Reproduce the material in full, exactly as written.

━━━━━━━━━━━━━━━━━━━━━━━━━━━━━━

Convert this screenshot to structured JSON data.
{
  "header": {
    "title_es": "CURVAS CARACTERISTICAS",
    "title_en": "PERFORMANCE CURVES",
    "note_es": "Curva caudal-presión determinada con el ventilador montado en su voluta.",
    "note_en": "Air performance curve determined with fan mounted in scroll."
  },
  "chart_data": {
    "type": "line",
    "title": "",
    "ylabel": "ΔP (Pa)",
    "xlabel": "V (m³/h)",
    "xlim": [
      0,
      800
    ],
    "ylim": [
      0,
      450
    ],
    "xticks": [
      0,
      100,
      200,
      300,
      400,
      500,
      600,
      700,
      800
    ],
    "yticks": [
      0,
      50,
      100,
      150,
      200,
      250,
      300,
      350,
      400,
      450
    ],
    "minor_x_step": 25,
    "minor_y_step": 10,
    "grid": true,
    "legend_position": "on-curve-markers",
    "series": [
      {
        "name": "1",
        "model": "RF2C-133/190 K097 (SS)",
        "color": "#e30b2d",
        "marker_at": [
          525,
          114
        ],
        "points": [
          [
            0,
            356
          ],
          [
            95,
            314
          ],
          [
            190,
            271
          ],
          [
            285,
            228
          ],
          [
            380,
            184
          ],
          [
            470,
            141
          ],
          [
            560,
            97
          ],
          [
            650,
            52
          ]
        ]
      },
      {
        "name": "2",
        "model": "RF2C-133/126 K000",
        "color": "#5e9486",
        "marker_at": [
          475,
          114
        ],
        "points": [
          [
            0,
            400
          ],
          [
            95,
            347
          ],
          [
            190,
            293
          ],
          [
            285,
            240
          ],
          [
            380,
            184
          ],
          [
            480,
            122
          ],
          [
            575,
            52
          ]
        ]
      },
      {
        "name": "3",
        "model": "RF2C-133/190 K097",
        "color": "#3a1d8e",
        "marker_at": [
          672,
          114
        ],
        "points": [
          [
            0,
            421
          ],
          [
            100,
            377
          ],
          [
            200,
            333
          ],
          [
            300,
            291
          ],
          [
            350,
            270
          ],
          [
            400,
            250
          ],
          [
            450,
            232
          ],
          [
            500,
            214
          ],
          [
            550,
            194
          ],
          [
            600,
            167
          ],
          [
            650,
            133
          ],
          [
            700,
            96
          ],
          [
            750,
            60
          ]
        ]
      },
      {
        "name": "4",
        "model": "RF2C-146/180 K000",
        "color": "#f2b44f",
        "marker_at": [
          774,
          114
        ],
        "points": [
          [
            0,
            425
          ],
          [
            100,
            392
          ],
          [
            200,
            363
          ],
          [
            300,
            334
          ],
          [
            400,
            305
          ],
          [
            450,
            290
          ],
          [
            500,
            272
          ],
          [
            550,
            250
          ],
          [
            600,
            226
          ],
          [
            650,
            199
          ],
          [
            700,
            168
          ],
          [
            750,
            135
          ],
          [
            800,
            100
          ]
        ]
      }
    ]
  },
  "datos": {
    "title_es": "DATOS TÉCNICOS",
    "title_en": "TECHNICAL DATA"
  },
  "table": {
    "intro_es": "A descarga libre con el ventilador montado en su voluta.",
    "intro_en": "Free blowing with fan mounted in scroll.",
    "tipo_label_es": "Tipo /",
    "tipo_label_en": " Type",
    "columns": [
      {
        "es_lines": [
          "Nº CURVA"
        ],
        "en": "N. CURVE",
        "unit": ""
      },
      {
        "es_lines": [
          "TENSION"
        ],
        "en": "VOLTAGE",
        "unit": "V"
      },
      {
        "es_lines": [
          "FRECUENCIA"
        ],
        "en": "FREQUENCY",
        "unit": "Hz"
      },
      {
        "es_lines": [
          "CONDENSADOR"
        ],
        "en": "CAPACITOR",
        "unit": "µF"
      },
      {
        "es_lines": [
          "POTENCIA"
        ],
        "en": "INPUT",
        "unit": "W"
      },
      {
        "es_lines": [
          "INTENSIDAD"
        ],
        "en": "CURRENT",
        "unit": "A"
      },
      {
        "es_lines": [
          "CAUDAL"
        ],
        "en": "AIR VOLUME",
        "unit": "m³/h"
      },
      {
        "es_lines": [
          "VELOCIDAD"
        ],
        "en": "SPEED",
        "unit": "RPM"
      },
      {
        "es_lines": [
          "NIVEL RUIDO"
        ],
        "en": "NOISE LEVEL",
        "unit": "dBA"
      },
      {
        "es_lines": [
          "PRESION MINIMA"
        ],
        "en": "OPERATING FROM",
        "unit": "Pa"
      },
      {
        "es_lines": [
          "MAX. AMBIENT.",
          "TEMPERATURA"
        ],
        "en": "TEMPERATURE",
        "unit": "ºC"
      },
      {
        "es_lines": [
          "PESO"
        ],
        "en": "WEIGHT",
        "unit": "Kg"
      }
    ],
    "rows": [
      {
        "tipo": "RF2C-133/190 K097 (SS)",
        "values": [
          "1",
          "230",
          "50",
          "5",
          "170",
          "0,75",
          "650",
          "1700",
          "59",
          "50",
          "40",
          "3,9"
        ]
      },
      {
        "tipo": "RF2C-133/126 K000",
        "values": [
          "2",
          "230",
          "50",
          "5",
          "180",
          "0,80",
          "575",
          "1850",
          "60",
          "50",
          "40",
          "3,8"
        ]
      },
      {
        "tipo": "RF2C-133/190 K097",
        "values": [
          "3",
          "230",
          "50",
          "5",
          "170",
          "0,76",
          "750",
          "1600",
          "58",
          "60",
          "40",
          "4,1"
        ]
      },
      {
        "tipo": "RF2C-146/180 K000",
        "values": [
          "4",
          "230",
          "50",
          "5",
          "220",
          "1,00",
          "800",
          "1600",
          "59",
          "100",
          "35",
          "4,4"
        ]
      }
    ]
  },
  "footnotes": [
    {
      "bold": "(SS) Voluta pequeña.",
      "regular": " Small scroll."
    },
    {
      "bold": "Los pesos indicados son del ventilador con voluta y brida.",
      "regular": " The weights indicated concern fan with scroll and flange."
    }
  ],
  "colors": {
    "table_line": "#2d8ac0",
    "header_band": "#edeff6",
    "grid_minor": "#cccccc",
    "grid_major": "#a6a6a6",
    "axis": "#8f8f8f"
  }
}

━━━━━━━━━━━━━━━━━━━━━━━━━━━━━━

WRITTEN ANSWER:
Convert this screenshot to structured JSON data.
{
  "header": {
    "title_es": "CURVAS CARACTERISTICAS",
    "title_en": "PERFORMANCE CURVES",
    "note_es": "Curva caudal-presión determinada con el ventilador montado en su voluta.",
    "note_en": "Air performance curve determined with fan mounted in scroll."
  },
  "chart_data": {
    "type": "line",
    "title": "",
    "ylabel": "ΔP (Pa)",
    "xlabel": "V (m³/h)",
    "xlim": [
      0,
      800
    ],
    "ylim": [
      0,
      450
    ],
    "xticks": [
      0,
      100,
      200,
      300,
      400,
      500,
      600,
      700,
      800
    ],
    "yticks": [
      0,
      50,
      100,
      150,
      200,
      250,
      300,
      350,
      400,
      450
    ],
    "minor_x_step": 25,
    "minor_y_step": 10,
    "grid": true,
    "legend_position": "on-curve-markers",
    "series": [
      {
        "name": "1",
        "model": "RF2C-133/190 K097 (SS)",
        "color": "#e30b2d",
        "marker_at": [
          525,
          114
        ],
        "points": [
          [
            0,
            356
          ],
          [
            95,
            314
          ],
          [
            190,
            271
          ],
          [
            285,
            228
          ],
          [
            380,
            184
          ],
          [
            470,
            141
          ],
          [
            560,
            97
          ],
          [
            650,
            52
          ]
        ]
      },
      {
        "name": "2",
        "model": "RF2C-133/126 K000",
        "color": "#5e9486",
        "marker_at": [
          475,
          114
        ],
        "points": [
          [
            0,
            400
          ],
          [
            95,
            347
          ],
          [
            190,
            293
          ],
          [
            285,
            240
          ],
          [
            380,
            184
          ],
          [
            480,
            122
          ],
          [
            575,
            52
          ]
        ]
      },
      {
        "name": "3",
        "model": "RF2C-133/190 K097",
        "color": "#3a1d8e",
        "marker_at": [
          672,
          114
        ],
        "points": [
          [
            0,
            421
          ],
          [
            100,
            377
          ],
          [
            200,
            333
          ],
          [
            300,
            291
          ],
          [
            350,
            270
          ],
          [
            400,
            250
          ],
          [
            450,
            232
          ],
          [
            500,
            214
          ],
          [
            550,
            194
          ],
          [
            600,
            167
          ],
          [
            650,
            133
          ],
          [
            700,
            96
          ],
          [
            750,
            60
          ]
        ]
      },
      {
        "name": "4",
        "model": "RF2C-146/180 K000",
        "color": "#f2b44f",
        "marker_at": [
          774,
          114
        ],
        "points": [
          [
            0,
            425
          ],
          [
            100,
            392
          ],
          [
            200,
            363
          ],
          [
            300,
            334
          ],
          [
            400,
            305
          ],
          [
            450,
            290
          ],
          [
            500,
            272
          ],
          [
            550,
            250
          ],
          [
            600,
            226
          ],
          [
            650,
            199
          ],
          [
            700,
            168
          ],
          [
            750,
            135
          ],
          [
            800,
            100
          ]
        ]
      }
    ]
  },
  "datos": {
    "title_es": "DATOS TÉCNICOS",
    "title_en": "TECHNICAL DATA"
  },
  "table": {
    "intro_es": "A descarga libre con el ventilador montado en su voluta.",
    "intro_en": "Free blowing with fan mounted in scroll.",
    "tipo_label_es": "Tipo /",
    "tipo_label_en": " Type",
    "columns": [
      {
        "es_lines": [
          "Nº CURVA"
        ],
        "en": "N. CURVE",
        "unit": ""
      },
      {
        "es_lines": [
          "TENSION"
        ],
        "en": "VOLTAGE",
        "unit": "V"
      },
      {
        "es_lines": [
          "FRECUENCIA"
        ],
        "en": "FREQUENCY",
        "unit": "Hz"
      },
      {
        "es_lines": [
          "CONDENSADOR"
        ],
        "en": "CAPACITOR",
        "unit": "µF"
      },
      {
        "es_lines": [
          "POTENCIA"
        ],
        "en": "INPUT",
        "unit": "W"
      },
      {
        "es_lines": [
          "INTENSIDAD"
        ],
        "en": "CURRENT",
        "unit": "A"
      },
      {
        "es_lines": [
          "CAUDAL"
        ],
        "en": "AIR VOLUME",
        "unit": "m³/h"
      },
      {
        "es_lines": [
          "VELOCIDAD"
        ],
        "en": "SPEED",
        "unit": "RPM"
      },
      {
        "es_lines": [
          "NIVEL RUIDO"
        ],
        "en": "NOISE LEVEL",
        "unit": "dBA"
      },
      {
        "es_lines": [
          "PRESION MINIMA"
        ],
        "en": "OPERATING FROM",
        "unit": "Pa"
      },
      {
        "es_lines": [
          "MAX. AMBIENT.",
          "TEMPERATURA"
        ],
        "en": "TEMPERATURE",
        "unit": "ºC"
      },
      {
        "es_lines": [
          "PESO"
        ],
        "en": "WEIGHT",
        "unit": "Kg"
      }
    ],
    "rows": [
      {
        "tipo": "RF2C-133/190 K097 (SS)",
        "values": [
          "1",
          "230",
          "50",
          "5",
          "170",
          "0,75",
          "650",
          "1700",
          "59",
          "50",
          "40",
          "3,9"
        ]
      },
      {
        "tipo": "RF2C-133/126 K000",
        "values": [
          "2",
          "230",
          "50",
          "5",
          "180",
          "0,80",
          "575",
          "1850",
          "60",
          "50",
          "40",
          "3,8"
        ]
      },
      {
        "tipo": "RF2C-133/190 K097",
        "values": [
          "3",
          "230",
          "50",
          "5",
          "170",
          "0,76",
          "750",
          "1600",
          "58",
          "60",
          "40",
          "4,1"
        ]
      },
      {
        "tipo": "RF2C-146/180 K000",
        "values": [
          "4",
          "230",
          "50",
          "5",
          "220",
          "1,00",
          "800",
          "1600",
          "59",
          "100",
          "35",
          "4,4"
        ]
      }
    ]
  },
  "footnotes": [
    {
      "bold": "(SS) Voluta pequeña.",
      "regular": " Small scroll."
    },
    {
      "bold": "Los pesos indicados son del ventilador con voluta y brida.",
      "regular": " The weights indicated concern fan with scroll and flange."
    }
  ],
  "colors": {
    "table_line": "#2d8ac0",
    "header_band": "#edeff6",
    "grid_minor": "#cccccc",
    "grid_major": "#a6a6a6",
    "axis": "#8f8f8f"
  }
}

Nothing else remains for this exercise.